--- Aim of the task ---
Please pull out every line that includes the string "color".

--- Records ---
╔══

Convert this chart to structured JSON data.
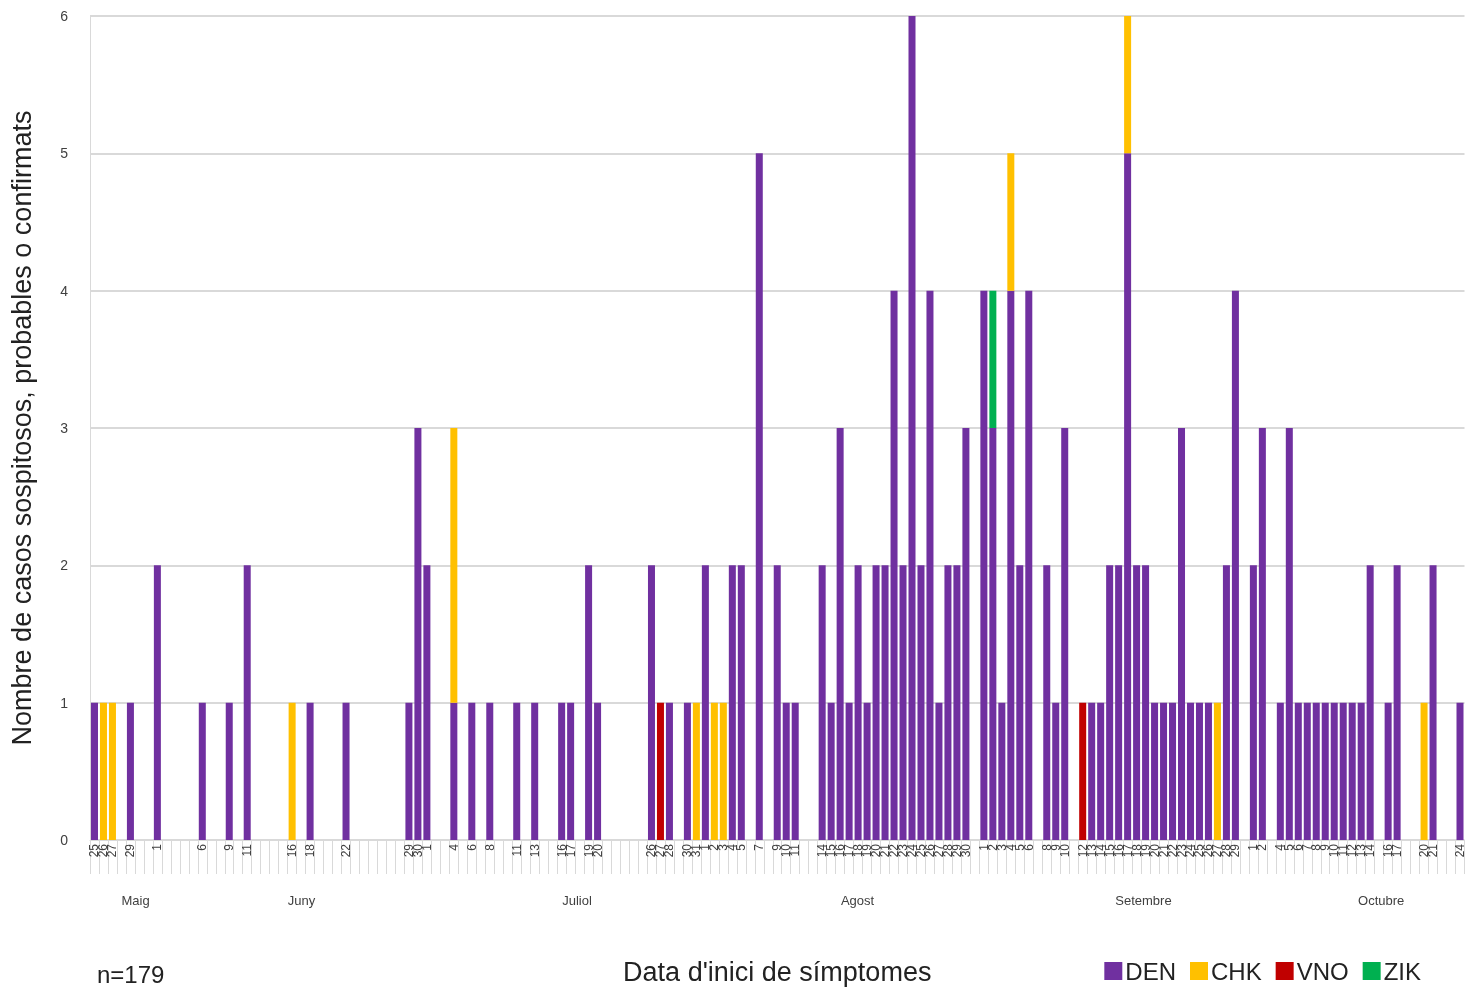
{
  "chart_data": {
    "type": "bar",
    "stacked": true,
    "xlabel": "Data d'inici de símptomes",
    "ylabel": "Nombre de casos sospitosos, probables o confirmats",
    "categories": [
      "25",
      "26",
      "27",
      null,
      "29",
      null,
      null,
      "1",
      null,
      null,
      null,
      null,
      "6",
      null,
      null,
      "9",
      null,
      "11",
      null,
      null,
      null,
      null,
      "16",
      null,
      "18",
      null,
      null,
      null,
      "22",
      null,
      null,
      null,
      null,
      null,
      null,
      "29",
      "30",
      "1",
      null,
      null,
      "4",
      null,
      "6",
      null,
      "8",
      null,
      null,
      "11",
      null,
      "13",
      null,
      null,
      "16",
      "17",
      null,
      "19",
      "20",
      null,
      null,
      null,
      null,
      null,
      "26",
      "27",
      "28",
      null,
      "30",
      "31",
      "1",
      "2",
      "3",
      "4",
      "5",
      null,
      "7",
      null,
      "9",
      "10",
      "11",
      null,
      null,
      "14",
      "15",
      "16",
      "17",
      "18",
      "19",
      "20",
      "21",
      "22",
      "23",
      "24",
      "25",
      "26",
      "27",
      "28",
      "29",
      "30",
      null,
      "1",
      "2",
      "3",
      "4",
      "5",
      "6",
      null,
      "8",
      "9",
      "10",
      null,
      "12",
      "13",
      "14",
      "15",
      "16",
      "17",
      "18",
      "19",
      "20",
      "21",
      "22",
      "23",
      "24",
      "25",
      "26",
      "27",
      "28",
      "29",
      null,
      "1",
      "2",
      null,
      "4",
      "5",
      "6",
      "7",
      "8",
      "9",
      "10",
      "11",
      "12",
      "13",
      "14",
      null,
      "16",
      "17",
      null,
      null,
      "20",
      "21",
      null,
      null,
      "24"
    ],
    "series": [
      {
        "name": "DEN",
        "color": "#7030a0",
        "values": [
          1,
          null,
          null,
          null,
          1,
          null,
          null,
          2,
          null,
          null,
          null,
          null,
          1,
          null,
          null,
          1,
          null,
          2,
          null,
          null,
          null,
          null,
          null,
          null,
          1,
          null,
          null,
          null,
          1,
          null,
          null,
          null,
          null,
          null,
          null,
          1,
          3,
          2,
          null,
          null,
          1,
          null,
          1,
          null,
          1,
          null,
          null,
          1,
          null,
          1,
          null,
          null,
          1,
          1,
          null,
          2,
          1,
          null,
          null,
          null,
          null,
          null,
          2,
          null,
          1,
          null,
          1,
          null,
          2,
          null,
          null,
          2,
          2,
          null,
          5,
          null,
          2,
          1,
          1,
          null,
          null,
          2,
          1,
          3,
          1,
          2,
          1,
          2,
          2,
          4,
          2,
          6,
          2,
          4,
          1,
          2,
          2,
          3,
          null,
          4,
          3,
          1,
          4,
          2,
          4,
          null,
          2,
          1,
          3,
          null,
          null,
          1,
          1,
          2,
          2,
          5,
          2,
          2,
          1,
          1,
          1,
          3,
          1,
          1,
          1,
          null,
          2,
          4,
          null,
          2,
          3,
          null,
          1,
          3,
          1,
          1,
          1,
          1,
          1,
          1,
          1,
          1,
          2,
          null,
          1,
          2,
          null,
          null,
          null,
          2,
          null,
          null,
          1
        ]
      },
      {
        "name": "CHK",
        "color": "#ffc000",
        "values": [
          null,
          1,
          1,
          null,
          null,
          null,
          null,
          null,
          null,
          null,
          null,
          null,
          null,
          null,
          null,
          null,
          null,
          null,
          null,
          null,
          null,
          null,
          1,
          null,
          null,
          null,
          null,
          null,
          null,
          null,
          null,
          null,
          null,
          null,
          null,
          null,
          null,
          null,
          null,
          null,
          2,
          null,
          null,
          null,
          null,
          null,
          null,
          null,
          null,
          null,
          null,
          null,
          null,
          null,
          null,
          null,
          null,
          null,
          null,
          null,
          null,
          null,
          null,
          null,
          null,
          null,
          null,
          1,
          null,
          1,
          1,
          null,
          null,
          null,
          null,
          null,
          null,
          null,
          null,
          null,
          null,
          null,
          null,
          null,
          null,
          null,
          null,
          null,
          null,
          null,
          null,
          null,
          null,
          null,
          null,
          null,
          null,
          null,
          null,
          null,
          null,
          null,
          1,
          null,
          null,
          null,
          null,
          null,
          null,
          null,
          null,
          null,
          null,
          null,
          null,
          1,
          null,
          null,
          null,
          null,
          null,
          null,
          null,
          null,
          null,
          1,
          null,
          null,
          null,
          null,
          null,
          null,
          null,
          null,
          null,
          null,
          null,
          null,
          null,
          null,
          null,
          null,
          null,
          null,
          null,
          null,
          null,
          null,
          1,
          null,
          null,
          null,
          null
        ]
      },
      {
        "name": "VNO",
        "color": "#c00000",
        "values": [
          null,
          null,
          null,
          null,
          null,
          null,
          null,
          null,
          null,
          null,
          null,
          null,
          null,
          null,
          null,
          null,
          null,
          null,
          null,
          null,
          null,
          null,
          null,
          null,
          null,
          null,
          null,
          null,
          null,
          null,
          null,
          null,
          null,
          null,
          null,
          null,
          null,
          null,
          null,
          null,
          null,
          null,
          null,
          null,
          null,
          null,
          null,
          null,
          null,
          null,
          null,
          null,
          null,
          null,
          null,
          null,
          null,
          null,
          null,
          null,
          null,
          null,
          null,
          1,
          null,
          null,
          null,
          null,
          null,
          null,
          null,
          null,
          null,
          null,
          null,
          null,
          null,
          null,
          null,
          null,
          null,
          null,
          null,
          null,
          null,
          null,
          null,
          null,
          null,
          null,
          null,
          null,
          null,
          null,
          null,
          null,
          null,
          null,
          null,
          null,
          null,
          null,
          null,
          null,
          null,
          null,
          null,
          null,
          null,
          null,
          1,
          null,
          null,
          null,
          null,
          null,
          null,
          null,
          null,
          null,
          null,
          null,
          null,
          null,
          null,
          null,
          null,
          null,
          null,
          null,
          null,
          null,
          null,
          null,
          null,
          null,
          null,
          null,
          null,
          null,
          null,
          null,
          null,
          null,
          null,
          null,
          null,
          null,
          null,
          null,
          null,
          null,
          null
        ]
      },
      {
        "name": "ZIK",
        "color": "#00b050",
        "values": [
          null,
          null,
          null,
          null,
          null,
          null,
          null,
          null,
          null,
          null,
          null,
          null,
          null,
          null,
          null,
          null,
          null,
          null,
          null,
          null,
          null,
          null,
          null,
          null,
          null,
          null,
          null,
          null,
          null,
          null,
          null,
          null,
          null,
          null,
          null,
          null,
          null,
          null,
          null,
          null,
          null,
          null,
          null,
          null,
          null,
          null,
          null,
          null,
          null,
          null,
          null,
          null,
          null,
          null,
          null,
          null,
          null,
          null,
          null,
          null,
          null,
          null,
          null,
          null,
          null,
          null,
          null,
          null,
          null,
          null,
          null,
          null,
          null,
          null,
          null,
          null,
          null,
          null,
          null,
          null,
          null,
          null,
          null,
          null,
          null,
          null,
          null,
          null,
          null,
          null,
          null,
          null,
          null,
          null,
          null,
          null,
          null,
          null,
          null,
          null,
          1,
          null,
          null,
          null,
          null,
          null,
          null,
          null,
          null,
          null,
          null,
          null,
          null,
          null,
          null,
          null,
          null,
          null,
          null,
          null,
          null,
          null,
          null,
          null,
          null,
          null,
          null,
          null,
          null,
          null,
          null,
          null,
          null,
          null,
          null,
          null,
          null,
          null,
          null,
          null,
          null,
          null,
          null,
          null,
          null,
          null,
          null,
          null,
          null,
          null,
          null,
          null,
          null
        ]
      }
    ],
    "ylim": [
      0,
      6
    ],
    "yticks": [
      0,
      1,
      2,
      3,
      4,
      5,
      6
    ],
    "grid": "y",
    "legend": "bottom right",
    "annotations": [
      "Maig",
      "Juny",
      "Juliol",
      "Agost",
      "Setembre",
      "Octubre",
      "n=179"
    ]
  }
}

╚══

--- Answer to the exercise ---
        "color": "#7030a0",
        "color": "#ffc000",
        "color": "#c00000",
        "color": "#00b050",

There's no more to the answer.